*What is needed*: Transcribe all the entries word for word, omitting any pictures they contain.

*Records from a data collection*:
§

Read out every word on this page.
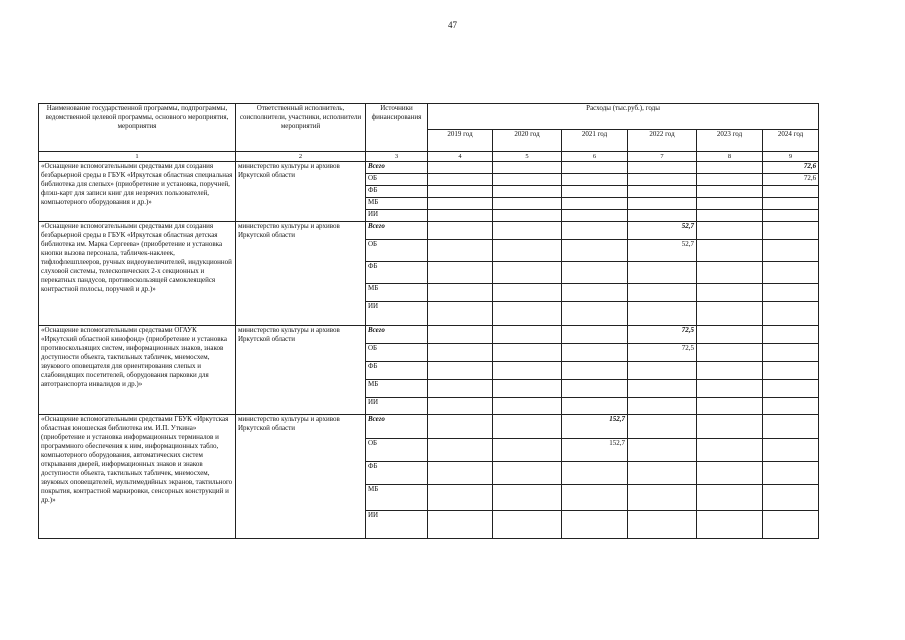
47
Наименование государственной программы, подпрограммы, ведомственной целевой программы, основного мероприятия, мероприятия	Ответственный исполнитель, соисполнители, участники, исполнители мероприятий	Источники финансирования	Расходы (тыс.руб.), годы					
			2019 год	2020 год	2021 год	2022 год	2023 год	2024 год
1	2	3	4	5	6	7	8	9
«Оснащение вспомогательными средствами для создания безбарьерной среды в ГБУК «Иркутская областная специальная библиотека для слепых» (приобретение и установка, поручней, флэш-карт для записи книг для незрячих пользователей, компьютерного оборудования и др.)»	министерство культуры и архивов Иркутской области	Всего						72,6
		ОБ						72,6
		ФБ						
		МБ						
		ИИ						
«Оснащение вспомогательными средствами для создания безбарьерной среды в ГБУК «Иркутская областная детская библиотека им. Марка Сергеева» (приобретение и установка кнопки вызова персонала, табличек-наклеек, тифлофлешплееров, ручных видеоувеличителей, индукционной слуховой системы, телескопических 2-х секционных и перекатных пандусов, противоскользящей самоклеящейся контрастной полосы, поручней и др.)»	министерство культуры и архивов Иркутской области	Всего				52,7		
		ОБ				52,7		
		ФБ						
		МБ						
		ИИ						
«Оснащение вспомогательными средствами ОГАУК «Иркутский областной кинофонд» (приобретение и установка противоскользящих систем, информационных знаков, знаков доступности объекта, тактильных табличек, мнемосхем, звукового оповещателя для ориентирования слепых и слабовидящих посетителей, оборудования парковки для автотранспорта инвалидов и др.)»	министерство культуры и архивов Иркутской области	Всего				72,5		
		ОБ				72,5		
		ФБ						
		МБ						
		ИИ						
«Оснащение вспомогательными средствами ГБУК «Иркутская областная юношеская библиотека им. И.П. Уткина» (приобретение и установка информационных терминалов и программного обеспечения к ним, информационных табло, компьютерного оборудования, автоматических систем открывания дверей, информационных знаков и знаков доступности объекта, тактильных табличек, мнемосхем, звуковых оповещателей, мультимедийных экранов, тактильного покрытия, контрастной маркировки, сенсорных конструкций и др.)»	министерство культуры и архивов Иркутской области	Всего			152,7			
		ОБ			152,7			
		ФБ						
		МБ						
		ИИ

§

*Task response*:
Read out every word on this page.
47
Наименование государственной программы, подпрограммы, ведомственной целевой программы, основного мероприятия, мероприятия	Ответственный исполнитель, соисполнители, участники, исполнители мероприятий	Источники финансирования	Расходы (тыс.руб.), годы					
			2019 год	2020 год	2021 год	2022 год	2023 год	2024 год
1	2	3	4	5	6	7	8	9
«Оснащение вспомогательными средствами для создания безбарьерной среды в ГБУК «Иркутская областная специальная библиотека для слепых» (приобретение и установка, поручней, флэш-карт для записи книг для незрячих пользователей, компьютерного оборудования и др.)»	министерство культуры и архивов Иркутской области	Всего						72,6
		ОБ						72,6
		ФБ						
		МБ						
		ИИ						
«Оснащение вспомогательными средствами для создания безбарьерной среды в ГБУК «Иркутская областная детская библиотека им. Марка Сергеева» (приобретение и установка кнопки вызова персонала, табличек-наклеек, тифлофлешплееров, ручных видеоувеличителей, индукционной слуховой системы, телескопических 2-х секционных и перекатных пандусов, противоскользящей самоклеящейся контрастной полосы, поручней и др.)»	министерство культуры и архивов Иркутской области	Всего				52,7		
		ОБ				52,7		
		ФБ						
		МБ						
		ИИ						
«Оснащение вспомогательными средствами ОГАУК «Иркутский областной кинофонд» (приобретение и установка противоскользящих систем, информационных знаков, знаков доступности объекта, тактильных табличек, мнемосхем, звукового оповещателя для ориентирования слепых и слабовидящих посетителей, оборудования парковки для автотранспорта инвалидов и др.)»	министерство культуры и архивов Иркутской области	Всего				72,5		
		ОБ				72,5		
		ФБ						
		МБ						
		ИИ						
«Оснащение вспомогательными средствами ГБУК «Иркутская областная юношеская библиотека им. И.П. Уткина» (приобретение и установка информационных терминалов и программного обеспечения к ним, информационных табло, компьютерного оборудования, автоматических систем открывания дверей, информационных знаков и знаков доступности объекта, тактильных табличек, мнемосхем, звуковых оповещателей, мультимедийных экранов, тактильного покрытия, контрастной маркировки, сенсорных конструкций и др.)»	министерство культуры и архивов Иркутской области	Всего			152,7			
		ОБ			152,7			
		ФБ						
		МБ						
		ИИ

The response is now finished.